**ФРАГМЕНТ ДОКУМЕНТА**
════════

Но все же изменения происходят слишком быстро. По крайней мере, в восприятии детей и их родных. Душа не успевает усвоить происходящее. Каждый эпизод отделения от прошлого воспринимается как ужасное, нестерпимо болезненное происшествие: необходимость продолжить лечение, непонимание со стороны знакомых и бывших друзей, столкновение с действительностью после выписки или во время перерыва в лечении, возвращение в больницу… Но затем возникает следующее, и становится понятно, что это был не предел — пока не достигнуто дно. У каждого оно — свое: осознание диагноза, крушение планов, понимание безвозвратности происходящих событий. Пишет Сашина мама:
«Держаться могу, только думая, что Саша больна просто тяжелой болезнью, не называя ее, не думая о неизбежности смерти, иначе начинаю падать в бездонную пропасть, в которой отчаянию и боли нет конца»[39].

════════

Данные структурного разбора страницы

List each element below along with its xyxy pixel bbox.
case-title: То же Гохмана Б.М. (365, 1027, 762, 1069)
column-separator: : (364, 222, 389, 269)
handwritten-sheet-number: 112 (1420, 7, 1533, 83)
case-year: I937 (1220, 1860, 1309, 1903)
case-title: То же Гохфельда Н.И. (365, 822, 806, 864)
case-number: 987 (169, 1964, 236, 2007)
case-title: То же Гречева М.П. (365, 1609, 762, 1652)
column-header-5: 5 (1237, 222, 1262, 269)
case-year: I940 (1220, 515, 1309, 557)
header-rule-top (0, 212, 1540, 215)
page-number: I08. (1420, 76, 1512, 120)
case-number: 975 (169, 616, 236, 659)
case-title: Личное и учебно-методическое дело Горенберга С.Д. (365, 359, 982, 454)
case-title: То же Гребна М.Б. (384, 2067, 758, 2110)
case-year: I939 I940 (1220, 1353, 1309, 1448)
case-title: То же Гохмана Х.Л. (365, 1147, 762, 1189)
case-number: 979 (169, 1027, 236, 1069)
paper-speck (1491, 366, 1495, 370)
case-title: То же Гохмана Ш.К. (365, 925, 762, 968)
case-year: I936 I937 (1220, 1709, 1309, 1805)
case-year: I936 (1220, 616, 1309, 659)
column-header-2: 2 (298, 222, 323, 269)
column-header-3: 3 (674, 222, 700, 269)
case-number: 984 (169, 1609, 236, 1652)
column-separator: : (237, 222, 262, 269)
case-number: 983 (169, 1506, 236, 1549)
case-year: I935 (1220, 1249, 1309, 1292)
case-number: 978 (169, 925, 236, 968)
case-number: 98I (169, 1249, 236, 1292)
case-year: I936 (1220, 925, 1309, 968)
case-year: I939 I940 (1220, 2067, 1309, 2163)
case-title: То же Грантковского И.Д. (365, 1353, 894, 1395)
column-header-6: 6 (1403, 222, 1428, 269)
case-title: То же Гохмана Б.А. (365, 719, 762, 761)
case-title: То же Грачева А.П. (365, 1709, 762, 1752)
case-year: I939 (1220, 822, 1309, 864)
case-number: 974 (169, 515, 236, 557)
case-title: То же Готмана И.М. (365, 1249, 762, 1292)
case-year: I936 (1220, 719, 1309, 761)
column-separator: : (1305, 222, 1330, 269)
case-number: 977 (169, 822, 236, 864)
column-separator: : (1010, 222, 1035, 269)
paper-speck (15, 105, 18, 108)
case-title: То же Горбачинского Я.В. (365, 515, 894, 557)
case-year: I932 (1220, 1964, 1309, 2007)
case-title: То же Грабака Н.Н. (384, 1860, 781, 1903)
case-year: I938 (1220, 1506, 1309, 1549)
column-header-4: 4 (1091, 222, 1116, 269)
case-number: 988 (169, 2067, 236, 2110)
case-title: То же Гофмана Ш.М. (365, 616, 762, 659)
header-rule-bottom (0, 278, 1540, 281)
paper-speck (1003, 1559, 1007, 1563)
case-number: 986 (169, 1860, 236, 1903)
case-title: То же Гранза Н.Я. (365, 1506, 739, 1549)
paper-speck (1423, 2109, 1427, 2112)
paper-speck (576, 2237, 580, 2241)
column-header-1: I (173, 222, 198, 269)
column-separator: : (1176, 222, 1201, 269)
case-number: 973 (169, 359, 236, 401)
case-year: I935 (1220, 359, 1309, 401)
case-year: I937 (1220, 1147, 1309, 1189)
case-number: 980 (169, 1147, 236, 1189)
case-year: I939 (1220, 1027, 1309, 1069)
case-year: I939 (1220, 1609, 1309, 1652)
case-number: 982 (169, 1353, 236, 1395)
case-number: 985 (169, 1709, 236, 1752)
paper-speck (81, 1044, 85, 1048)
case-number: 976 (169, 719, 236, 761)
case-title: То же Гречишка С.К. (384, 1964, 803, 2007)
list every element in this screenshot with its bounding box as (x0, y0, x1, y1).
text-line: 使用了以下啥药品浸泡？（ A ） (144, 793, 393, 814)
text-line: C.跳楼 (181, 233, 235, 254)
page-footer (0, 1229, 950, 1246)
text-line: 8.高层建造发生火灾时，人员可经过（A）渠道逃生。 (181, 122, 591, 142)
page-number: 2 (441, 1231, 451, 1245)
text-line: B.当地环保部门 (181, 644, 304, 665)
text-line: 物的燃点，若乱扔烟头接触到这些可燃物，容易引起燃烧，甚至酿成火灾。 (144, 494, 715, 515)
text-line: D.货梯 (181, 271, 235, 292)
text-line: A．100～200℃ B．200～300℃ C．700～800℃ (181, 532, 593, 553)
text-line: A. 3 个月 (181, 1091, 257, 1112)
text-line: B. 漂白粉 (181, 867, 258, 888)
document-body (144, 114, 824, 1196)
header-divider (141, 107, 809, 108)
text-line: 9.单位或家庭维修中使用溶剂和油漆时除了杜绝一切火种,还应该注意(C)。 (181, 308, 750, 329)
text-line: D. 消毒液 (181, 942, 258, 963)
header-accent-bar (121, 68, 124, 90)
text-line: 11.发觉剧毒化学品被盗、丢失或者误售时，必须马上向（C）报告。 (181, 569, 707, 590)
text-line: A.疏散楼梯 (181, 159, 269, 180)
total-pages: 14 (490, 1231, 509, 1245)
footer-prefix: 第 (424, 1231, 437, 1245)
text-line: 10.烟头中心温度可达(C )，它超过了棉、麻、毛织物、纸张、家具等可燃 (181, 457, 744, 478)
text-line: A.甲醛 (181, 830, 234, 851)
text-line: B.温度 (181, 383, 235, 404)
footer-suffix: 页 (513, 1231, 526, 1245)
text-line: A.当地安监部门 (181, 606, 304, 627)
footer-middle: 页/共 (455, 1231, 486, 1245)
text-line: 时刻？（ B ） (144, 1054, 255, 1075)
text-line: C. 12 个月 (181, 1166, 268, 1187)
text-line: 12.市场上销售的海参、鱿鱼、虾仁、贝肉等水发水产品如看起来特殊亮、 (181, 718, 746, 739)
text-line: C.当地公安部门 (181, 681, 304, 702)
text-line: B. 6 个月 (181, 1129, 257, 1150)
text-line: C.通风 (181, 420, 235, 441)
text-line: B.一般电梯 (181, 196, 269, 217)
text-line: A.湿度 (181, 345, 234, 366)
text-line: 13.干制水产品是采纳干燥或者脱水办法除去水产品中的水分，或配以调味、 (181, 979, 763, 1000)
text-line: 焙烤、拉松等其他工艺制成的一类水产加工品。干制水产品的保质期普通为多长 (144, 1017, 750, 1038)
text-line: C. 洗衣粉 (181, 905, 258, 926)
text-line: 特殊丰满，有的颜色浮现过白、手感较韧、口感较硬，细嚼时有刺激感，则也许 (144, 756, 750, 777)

════════

**НАБОР ЗАДАНИЙ**
**A)** Объясните в одном–трех предложениях, почему, согласно тексту о переживаниях детей и их родных во время лечения, Сашина мама старается не называть болезнь и не думать о неизбежности смерти.
**B)** Перечислите все эпизоды отделения от прошлого, которые приводятся в тексте о переживаниях детей и их родных во время лечения.
**C)** Напишите продолжение текста о переживаниях детей и их родных во время лечения, начиная сразу после цитаты из письма Сашиной мамы.

**ОЖИДАЕМЫЕ РЕЗУЛЬТАТЫ**
**A)** Только так она может держаться. Иначе, по ее словам, она начинает падать в бездонную пропасть, в которой отчаянию и боли нет конца.

**B)**
- необходимость продолжить лечение;
- непонимание со стороны знакомых и бывших друзей;
- столкновение с действительностью после выписки или во время перерыва в лечении;
- возвращение в больницу.

**C)**
Даже весть о необходимости продолжить успешное лечение может вызвать шок. Мама Изабель вспоминает:
«…нам придется выдерживать все это еще два-три года. И хотя само по себе это было доброй вестью, нам в тот момент показалось, что земля сейчас разверзнется под нами. Где же взять силы… К такой новости мы никак не были готовы. Нас во второй раз словно ударом грома поразило!» [40]
Обратим внимание на слова, которые употребляют участники событий: «пропасть», «падение», «глубокое», «дно», «земля разверзнется». Они передают ощущение стремительного, неконтролируемого движения вниз. События направлены не просто против человека, навстречу ему, но еще и тянут вниз. В символическом понимании это направление часто синонимично злу. И происходящее однозначно воспринимается детьми и родителями как зло, разрушающее прежнюю, да и нынешнюю жизнь.
Уже с этого момента ребенок и его близкие нуждаются в поддержке и сострадании, в том, чтобы окружающие смогли разделить с ними разрывающие их жизнь переживания. Об этом часто говорил своим собеседникам митрополит Антоний Сурожский. Удивительно, но он тоже употреблял слово «дно»:
«…человеку нужно, чтобы ты с ним был в его горе, на дне этого горя вместе с ним, и не убеждал его, что горя нет или что он неправ, горюя»[41].
Встретиться с человеком внутри его горя. Найти его там и побыть с ним. И только потом, если будет возможность, взять за руку и помочь ему выйти на поверхность, к дневному свету. Встретиться и побыть вместе… Может быть, в этом и заключается умение «радоваться с радующимися и плакать с плачущими»[42]?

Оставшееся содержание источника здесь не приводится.